* [PROMPT] Your task is to output all the records below, word for word.

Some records
---*---

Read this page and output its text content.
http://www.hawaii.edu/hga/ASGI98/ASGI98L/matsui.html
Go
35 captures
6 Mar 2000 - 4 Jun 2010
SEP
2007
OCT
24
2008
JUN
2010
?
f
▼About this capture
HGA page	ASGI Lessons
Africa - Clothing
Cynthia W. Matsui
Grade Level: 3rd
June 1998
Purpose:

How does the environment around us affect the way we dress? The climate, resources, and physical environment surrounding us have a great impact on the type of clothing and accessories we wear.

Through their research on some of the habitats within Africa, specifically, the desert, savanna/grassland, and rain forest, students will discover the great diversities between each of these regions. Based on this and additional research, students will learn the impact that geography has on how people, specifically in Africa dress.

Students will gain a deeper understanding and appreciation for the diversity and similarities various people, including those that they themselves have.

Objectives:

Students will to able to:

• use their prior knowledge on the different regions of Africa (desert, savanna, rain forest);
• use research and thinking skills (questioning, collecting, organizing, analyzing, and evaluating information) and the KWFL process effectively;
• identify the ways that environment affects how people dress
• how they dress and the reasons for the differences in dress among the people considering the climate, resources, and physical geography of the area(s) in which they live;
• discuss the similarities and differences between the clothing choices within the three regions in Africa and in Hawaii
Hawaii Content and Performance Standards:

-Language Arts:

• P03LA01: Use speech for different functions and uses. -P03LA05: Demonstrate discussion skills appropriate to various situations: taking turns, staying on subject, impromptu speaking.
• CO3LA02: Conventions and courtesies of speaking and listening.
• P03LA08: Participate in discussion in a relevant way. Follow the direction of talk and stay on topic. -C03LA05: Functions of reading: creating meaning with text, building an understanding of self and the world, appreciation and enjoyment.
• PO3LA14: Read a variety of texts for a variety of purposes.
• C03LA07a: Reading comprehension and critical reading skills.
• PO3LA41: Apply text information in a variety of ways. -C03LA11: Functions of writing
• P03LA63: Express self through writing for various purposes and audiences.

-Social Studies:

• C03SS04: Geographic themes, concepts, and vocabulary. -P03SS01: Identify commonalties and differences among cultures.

---*---

* [IN RESPONSE]
Read this page and output its text content.
http://www.hawaii.edu/hga/ASGI98/ASGI98L/matsui.html
Go
35 captures
6 Mar 2000 - 4 Jun 2010
SEP
2007
OCT
24
2008
JUN
2010
?
f
▼About this capture
HGA page	ASGI Lessons
Africa - Clothing
Cynthia W. Matsui
Grade Level: 3rd
June 1998
Purpose:

How does the environment around us affect the way we dress? The climate, resources, and physical environment surrounding us have a great impact on the type of clothing and accessories we wear.

Through their research on some of the habitats within Africa, specifically, the desert, savanna/grassland, and rain forest, students will discover the great diversities between each of these regions. Based on this and additional research, students will learn the impact that geography has on how people, specifically in Africa dress.

Students will gain a deeper understanding and appreciation for the diversity and similarities various people, including those that they themselves have.

Objectives:

Students will to able to:

• use their prior knowledge on the different regions of Africa (desert, savanna, rain forest);
• use research and thinking skills (questioning, collecting, organizing, analyzing, and evaluating information) and the KWFL process effectively;
• identify the ways that environment affects how people dress
• how they dress and the reasons for the differences in dress among the people considering the climate, resources, and physical geography of the area(s) in which they live;
• discuss the similarities and differences between the clothing choices within the three regions in Africa and in Hawaii
Hawaii Content and Performance Standards:

-Language Arts:

• P03LA01: Use speech for different functions and uses. -P03LA05: Demonstrate discussion skills appropriate to various situations: taking turns, staying on subject, impromptu speaking.
• CO3LA02: Conventions and courtesies of speaking and listening.
• P03LA08: Participate in discussion in a relevant way. Follow the direction of talk and stay on topic. -C03LA05: Functions of reading: creating meaning with text, building an understanding of self and the world, appreciation and enjoyment.
• PO3LA14: Read a variety of texts for a variety of purposes.
• C03LA07a: Reading comprehension and critical reading skills.
• PO3LA41: Apply text information in a variety of ways. -C03LA11: Functions of writing
• P03LA63: Express self through writing for various purposes and audiences.

-Social Studies:

• C03SS04: Geographic themes, concepts, and vocabulary. -P03SS01: Identify commonalties and differences among cultures.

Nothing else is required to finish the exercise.